LISTED RECORDS:
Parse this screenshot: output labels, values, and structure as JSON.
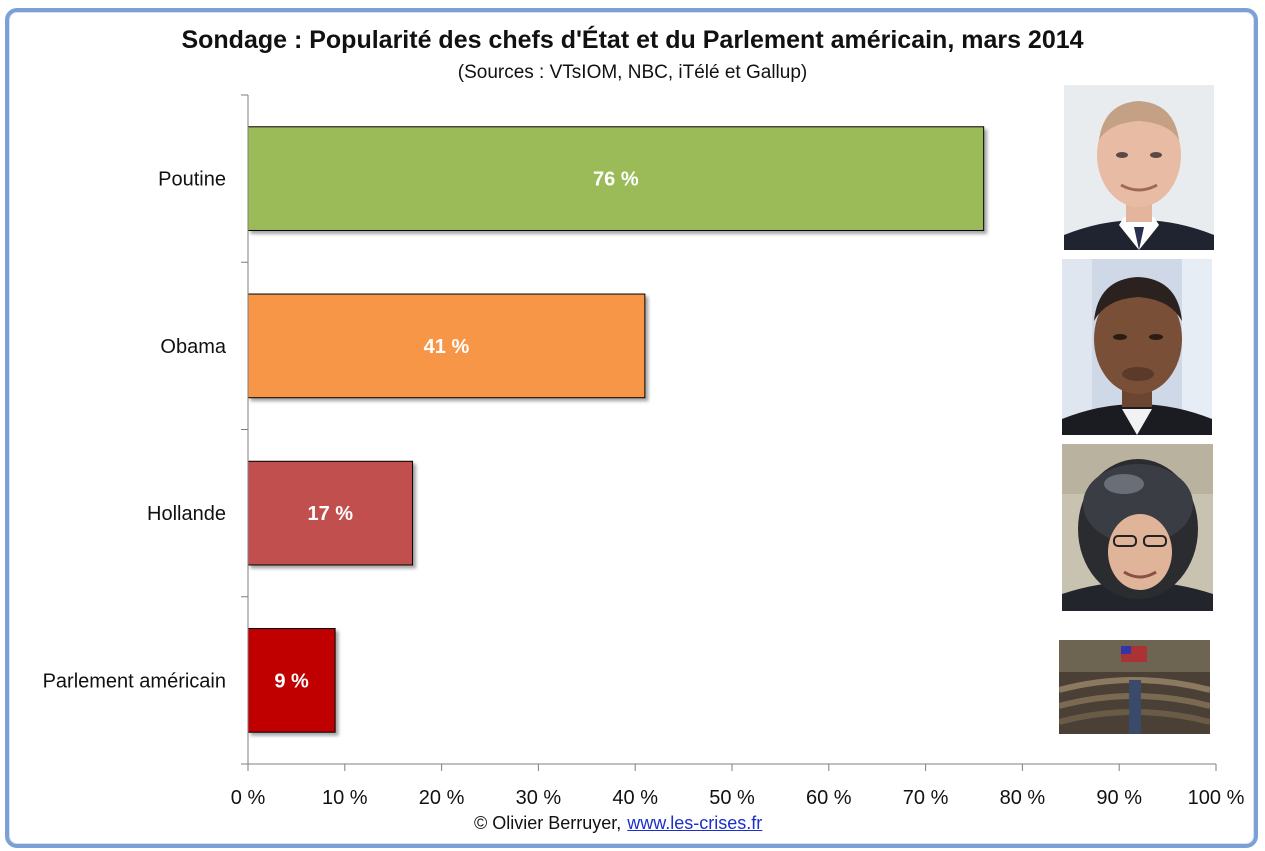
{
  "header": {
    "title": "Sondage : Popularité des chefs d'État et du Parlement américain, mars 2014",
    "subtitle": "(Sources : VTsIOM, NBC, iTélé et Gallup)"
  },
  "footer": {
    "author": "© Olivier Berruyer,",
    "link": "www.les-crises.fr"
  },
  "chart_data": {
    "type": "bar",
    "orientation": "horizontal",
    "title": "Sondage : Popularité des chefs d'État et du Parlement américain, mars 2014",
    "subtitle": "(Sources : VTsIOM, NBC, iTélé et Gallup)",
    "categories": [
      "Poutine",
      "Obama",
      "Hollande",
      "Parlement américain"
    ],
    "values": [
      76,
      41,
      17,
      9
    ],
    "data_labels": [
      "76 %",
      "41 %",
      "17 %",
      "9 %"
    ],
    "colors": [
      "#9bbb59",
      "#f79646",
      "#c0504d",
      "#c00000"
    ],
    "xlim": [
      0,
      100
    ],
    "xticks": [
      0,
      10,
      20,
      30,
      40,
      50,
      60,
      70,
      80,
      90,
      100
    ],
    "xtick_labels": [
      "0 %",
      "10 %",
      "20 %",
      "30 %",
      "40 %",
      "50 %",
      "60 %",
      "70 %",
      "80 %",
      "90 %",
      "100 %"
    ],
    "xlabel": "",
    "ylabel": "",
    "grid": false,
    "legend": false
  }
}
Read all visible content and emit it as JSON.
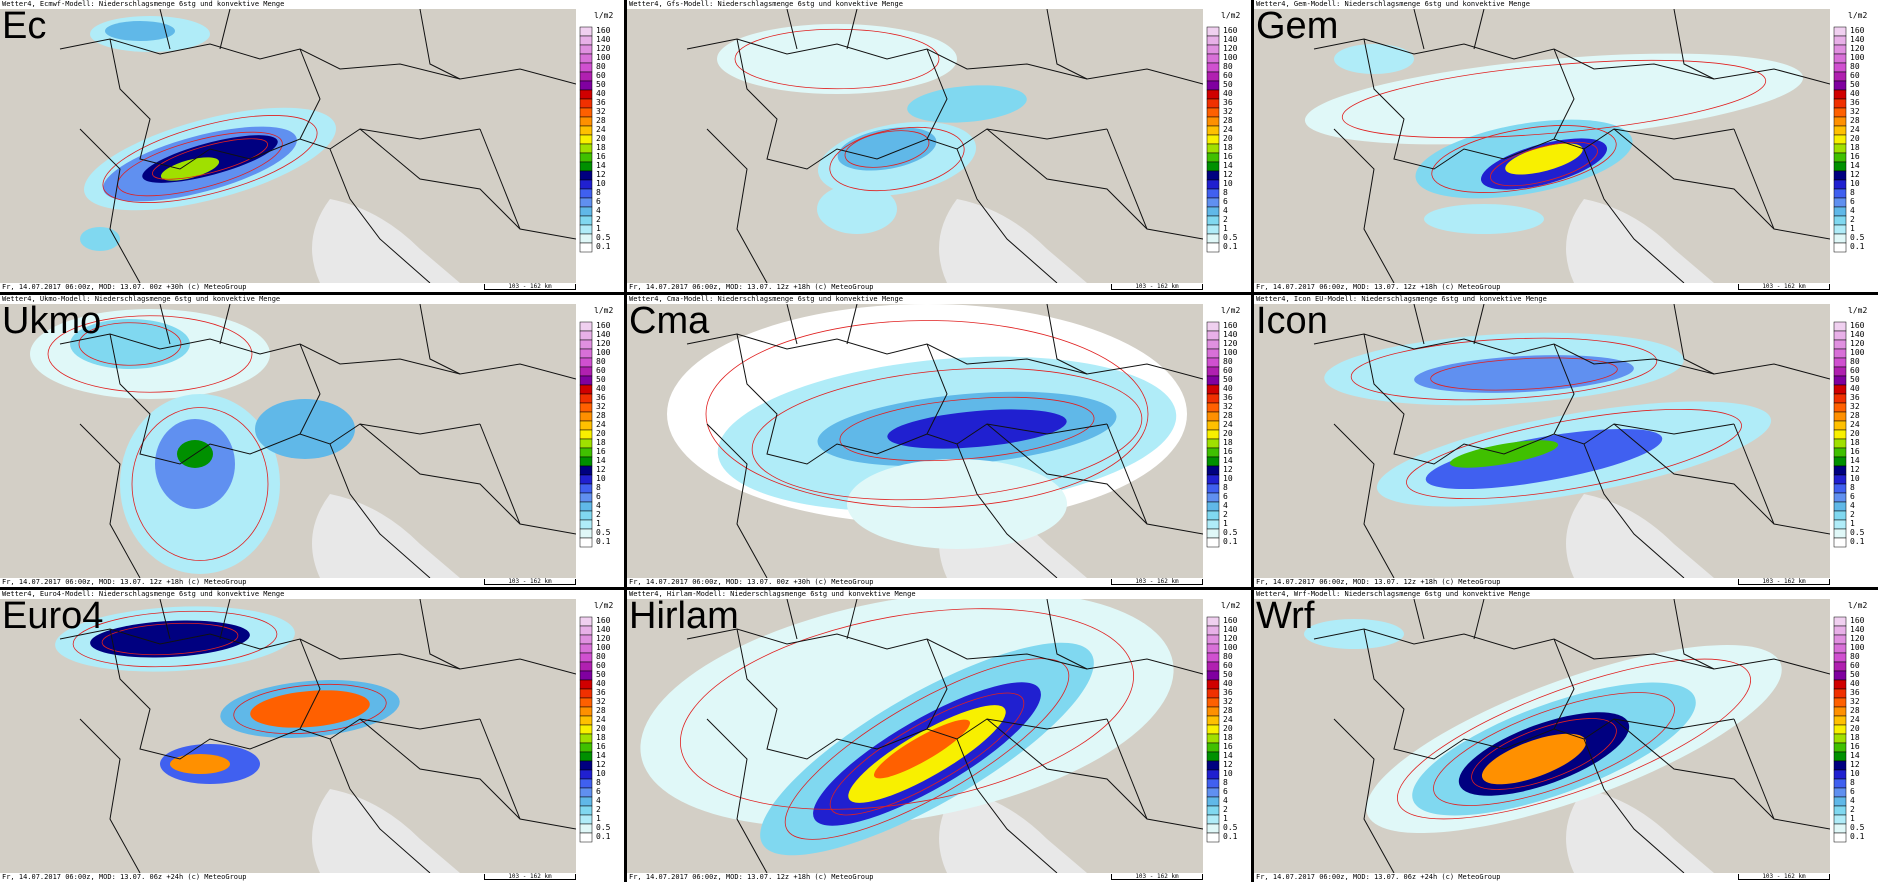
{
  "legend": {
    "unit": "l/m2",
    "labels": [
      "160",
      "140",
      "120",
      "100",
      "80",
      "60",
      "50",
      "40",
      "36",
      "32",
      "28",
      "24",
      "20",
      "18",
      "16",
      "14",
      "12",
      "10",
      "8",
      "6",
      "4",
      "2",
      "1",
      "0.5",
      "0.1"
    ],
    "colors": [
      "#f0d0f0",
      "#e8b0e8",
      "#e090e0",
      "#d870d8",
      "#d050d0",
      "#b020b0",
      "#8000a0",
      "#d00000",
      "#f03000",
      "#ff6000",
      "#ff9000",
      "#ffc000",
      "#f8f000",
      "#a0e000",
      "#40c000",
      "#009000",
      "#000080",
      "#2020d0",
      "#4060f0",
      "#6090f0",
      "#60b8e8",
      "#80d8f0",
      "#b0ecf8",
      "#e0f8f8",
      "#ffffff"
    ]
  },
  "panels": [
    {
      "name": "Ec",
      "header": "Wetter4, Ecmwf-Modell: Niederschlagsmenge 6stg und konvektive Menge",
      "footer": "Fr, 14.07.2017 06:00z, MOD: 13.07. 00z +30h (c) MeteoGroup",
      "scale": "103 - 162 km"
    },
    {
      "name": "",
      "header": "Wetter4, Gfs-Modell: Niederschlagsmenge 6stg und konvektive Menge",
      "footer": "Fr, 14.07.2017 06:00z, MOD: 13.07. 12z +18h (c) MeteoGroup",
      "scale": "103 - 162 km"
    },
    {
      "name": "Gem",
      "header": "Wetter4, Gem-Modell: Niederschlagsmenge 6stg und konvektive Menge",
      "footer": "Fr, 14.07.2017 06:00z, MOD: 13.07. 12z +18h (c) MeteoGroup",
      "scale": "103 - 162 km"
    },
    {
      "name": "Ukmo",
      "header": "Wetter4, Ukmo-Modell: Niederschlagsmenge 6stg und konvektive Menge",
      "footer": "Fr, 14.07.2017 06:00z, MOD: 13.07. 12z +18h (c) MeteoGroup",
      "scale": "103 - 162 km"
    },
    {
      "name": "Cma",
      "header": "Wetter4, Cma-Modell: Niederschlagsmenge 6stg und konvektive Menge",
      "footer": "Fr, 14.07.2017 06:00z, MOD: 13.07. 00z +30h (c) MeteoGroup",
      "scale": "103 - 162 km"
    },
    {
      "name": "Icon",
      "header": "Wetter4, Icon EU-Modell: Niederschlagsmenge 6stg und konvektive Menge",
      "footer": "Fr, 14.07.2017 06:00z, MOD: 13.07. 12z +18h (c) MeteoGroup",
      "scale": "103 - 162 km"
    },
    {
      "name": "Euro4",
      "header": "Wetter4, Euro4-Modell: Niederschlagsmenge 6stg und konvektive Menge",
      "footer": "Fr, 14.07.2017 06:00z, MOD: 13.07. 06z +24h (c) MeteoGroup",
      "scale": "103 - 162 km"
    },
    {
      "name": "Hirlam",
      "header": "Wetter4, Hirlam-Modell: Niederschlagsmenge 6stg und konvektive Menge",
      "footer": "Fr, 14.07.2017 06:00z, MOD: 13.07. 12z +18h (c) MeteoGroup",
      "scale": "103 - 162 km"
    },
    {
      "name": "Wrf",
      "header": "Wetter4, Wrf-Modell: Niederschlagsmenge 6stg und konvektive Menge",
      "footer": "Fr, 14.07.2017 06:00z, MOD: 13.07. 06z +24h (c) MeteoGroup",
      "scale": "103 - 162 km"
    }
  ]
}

WHAT THE TASK REQUIRES: Print all entries exactly. The images do not belong in the copy.

TASK OUTPUT:
Parse this screenshot: output labels, values, and structure as JSON.
{
  "header": {
    "title": "Sondage : Popularité des chefs d'État et du Parlement américain, mars 2014",
    "subtitle": "(Sources : VTsIOM, NBC, iTélé et Gallup)"
  },
  "footer": {
    "author": "© Olivier Berruyer,",
    "link": "www.les-crises.fr"
  },
  "chart_data": {
    "type": "bar",
    "orientation": "horizontal",
    "title": "Sondage : Popularité des chefs d'État et du Parlement américain, mars 2014",
    "subtitle": "(Sources : VTsIOM, NBC, iTélé et Gallup)",
    "categories": [
      "Poutine",
      "Obama",
      "Hollande",
      "Parlement américain"
    ],
    "values": [
      76,
      41,
      17,
      9
    ],
    "data_labels": [
      "76 %",
      "41 %",
      "17 %",
      "9 %"
    ],
    "colors": [
      "#9bbb59",
      "#f79646",
      "#c0504d",
      "#c00000"
    ],
    "xlim": [
      0,
      100
    ],
    "xticks": [
      0,
      10,
      20,
      30,
      40,
      50,
      60,
      70,
      80,
      90,
      100
    ],
    "xtick_labels": [
      "0 %",
      "10 %",
      "20 %",
      "30 %",
      "40 %",
      "50 %",
      "60 %",
      "70 %",
      "80 %",
      "90 %",
      "100 %"
    ],
    "xlabel": "",
    "ylabel": "",
    "grid": false,
    "legend": false
  }
}
Read all visible content and emit it as JSON.
{
  "legend": {
    "unit": "l/m2",
    "labels": [
      "160",
      "140",
      "120",
      "100",
      "80",
      "60",
      "50",
      "40",
      "36",
      "32",
      "28",
      "24",
      "20",
      "18",
      "16",
      "14",
      "12",
      "10",
      "8",
      "6",
      "4",
      "2",
      "1",
      "0.5",
      "0.1"
    ],
    "colors": [
      "#f0d0f0",
      "#e8b0e8",
      "#e090e0",
      "#d870d8",
      "#d050d0",
      "#b020b0",
      "#8000a0",
      "#d00000",
      "#f03000",
      "#ff6000",
      "#ff9000",
      "#ffc000",
      "#f8f000",
      "#a0e000",
      "#40c000",
      "#009000",
      "#000080",
      "#2020d0",
      "#4060f0",
      "#6090f0",
      "#60b8e8",
      "#80d8f0",
      "#b0ecf8",
      "#e0f8f8",
      "#ffffff"
    ]
  },
  "panels": [
    {
      "name": "Ec",
      "header": "Wetter4, Ecmwf-Modell: Niederschlagsmenge 6stg und konvektive Menge",
      "footer": "Fr, 14.07.2017 06:00z, MOD: 13.07. 00z +30h (c) MeteoGroup",
      "scale": "103 - 162 km"
    },
    {
      "name": "",
      "header": "Wetter4, Gfs-Modell: Niederschlagsmenge 6stg und konvektive Menge",
      "footer": "Fr, 14.07.2017 06:00z, MOD: 13.07. 12z +18h (c) MeteoGroup",
      "scale": "103 - 162 km"
    },
    {
      "name": "Gem",
      "header": "Wetter4, Gem-Modell: Niederschlagsmenge 6stg und konvektive Menge",
      "footer": "Fr, 14.07.2017 06:00z, MOD: 13.07. 12z +18h (c) MeteoGroup",
      "scale": "103 - 162 km"
    },
    {
      "name": "Ukmo",
      "header": "Wetter4, Ukmo-Modell: Niederschlagsmenge 6stg und konvektive Menge",
      "footer": "Fr, 14.07.2017 06:00z, MOD: 13.07. 12z +18h (c) MeteoGroup",
      "scale": "103 - 162 km"
    },
    {
      "name": "Cma",
      "header": "Wetter4, Cma-Modell: Niederschlagsmenge 6stg und konvektive Menge",
      "footer": "Fr, 14.07.2017 06:00z, MOD: 13.07. 00z +30h (c) MeteoGroup",
      "scale": "103 - 162 km"
    },
    {
      "name": "Icon",
      "header": "Wetter4, Icon EU-Modell: Niederschlagsmenge 6stg und konvektive Menge",
      "footer": "Fr, 14.07.2017 06:00z, MOD: 13.07. 12z +18h (c) MeteoGroup",
      "scale": "103 - 162 km"
    },
    {
      "name": "Euro4",
      "header": "Wetter4, Euro4-Modell: Niederschlagsmenge 6stg und konvektive Menge",
      "footer": "Fr, 14.07.2017 06:00z, MOD: 13.07. 06z +24h (c) MeteoGroup",
      "scale": "103 - 162 km"
    },
    {
      "name": "Hirlam",
      "header": "Wetter4, Hirlam-Modell: Niederschlagsmenge 6stg und konvektive Menge",
      "footer": "Fr, 14.07.2017 06:00z, MOD: 13.07. 12z +18h (c) MeteoGroup",
      "scale": "103 - 162 km"
    },
    {
      "name": "Wrf",
      "header": "Wetter4, Wrf-Modell: Niederschlagsmenge 6stg und konvektive Menge",
      "footer": "Fr, 14.07.2017 06:00z, MOD: 13.07. 06z +24h (c) MeteoGroup",
      "scale": "103 - 162 km"
    }
  ]
}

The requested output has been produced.